◆ **What needs to be done**: Repeat the full listing below verbatim and keep the images out.

◆ **Records for processing**:
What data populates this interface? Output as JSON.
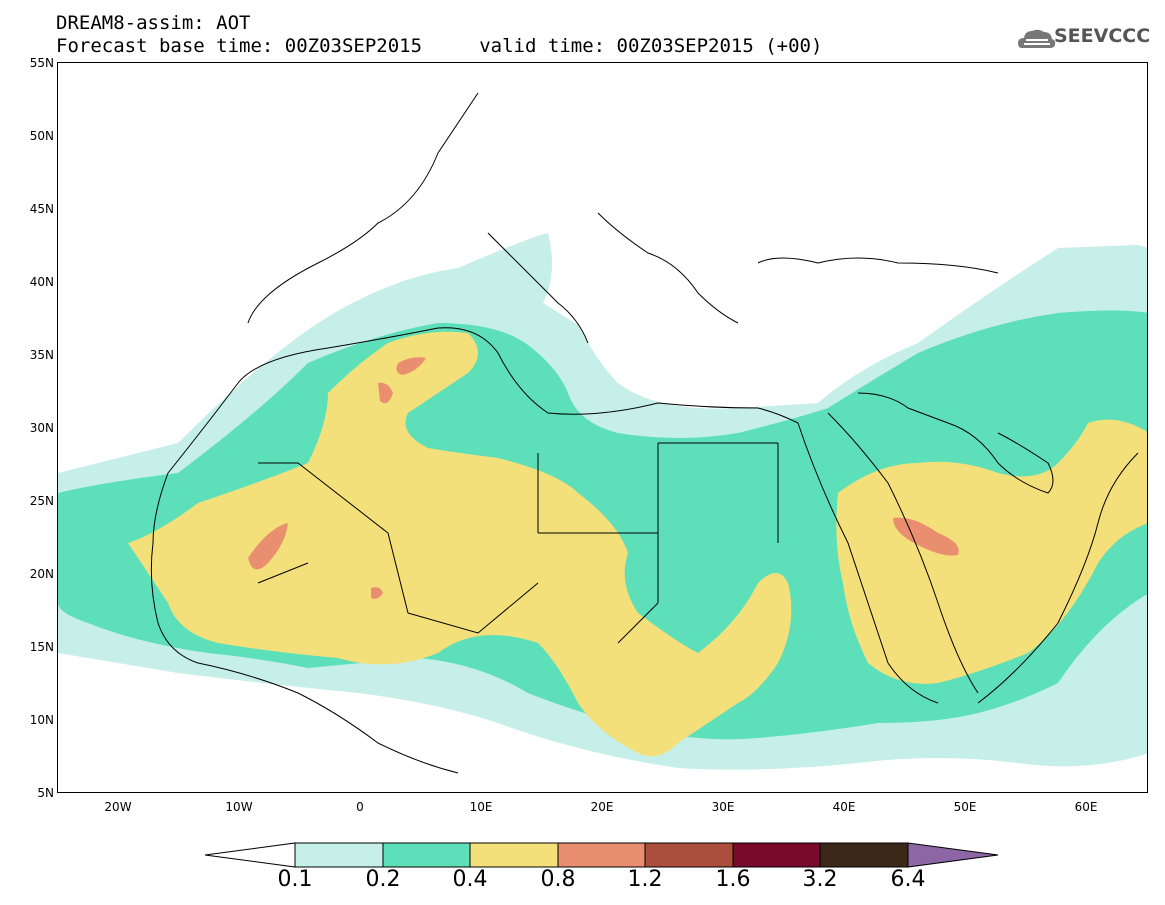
{
  "header": {
    "title_line1": "DREAM8-assim: AOT",
    "title_line2": "Forecast base time: 00Z03SEP2015     valid time: 00Z03SEP2015 (+00)"
  },
  "logo": {
    "text": "SEEVCCC",
    "icon": "cloud-logo-icon"
  },
  "map": {
    "lat_labels": [
      "55N",
      "50N",
      "45N",
      "40N",
      "35N",
      "30N",
      "25N",
      "20N",
      "15N",
      "10N",
      "5N"
    ],
    "lon_labels": [
      "20W",
      "10W",
      "0",
      "10E",
      "20E",
      "30E",
      "40E",
      "50E",
      "60E"
    ],
    "extent": {
      "lon_min": -25,
      "lon_max": 65,
      "lat_min": 5,
      "lat_max": 55
    }
  },
  "legend": {
    "labels": [
      "0.1",
      "0.2",
      "0.4",
      "0.8",
      "1.2",
      "1.6",
      "3.2",
      "6.4"
    ],
    "colors": [
      "#ffffff",
      "#c5efe8",
      "#5ddfb9",
      "#f4e07a",
      "#e98f6f",
      "#ab4e3e",
      "#7a0a2c",
      "#3c2818",
      "#8d66a6"
    ]
  }
}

◆ **Answer to the exercise**:
What data populates this interface? Output as JSON.
{
  "header": {
    "title_line1": "DREAM8-assim: AOT",
    "title_line2": "Forecast base time: 00Z03SEP2015     valid time: 00Z03SEP2015 (+00)"
  },
  "logo": {
    "text": "SEEVCCC",
    "icon": "cloud-logo-icon"
  },
  "map": {
    "lat_labels": [
      "55N",
      "50N",
      "45N",
      "40N",
      "35N",
      "30N",
      "25N",
      "20N",
      "15N",
      "10N",
      "5N"
    ],
    "lon_labels": [
      "20W",
      "10W",
      "0",
      "10E",
      "20E",
      "30E",
      "40E",
      "50E",
      "60E"
    ],
    "extent": {
      "lon_min": -25,
      "lon_max": 65,
      "lat_min": 5,
      "lat_max": 55
    }
  },
  "legend": {
    "labels": [
      "0.1",
      "0.2",
      "0.4",
      "0.8",
      "1.2",
      "1.6",
      "3.2",
      "6.4"
    ],
    "colors": [
      "#ffffff",
      "#c5efe8",
      "#5ddfb9",
      "#f4e07a",
      "#e98f6f",
      "#ab4e3e",
      "#7a0a2c",
      "#3c2818",
      "#8d66a6"
    ]
  }
}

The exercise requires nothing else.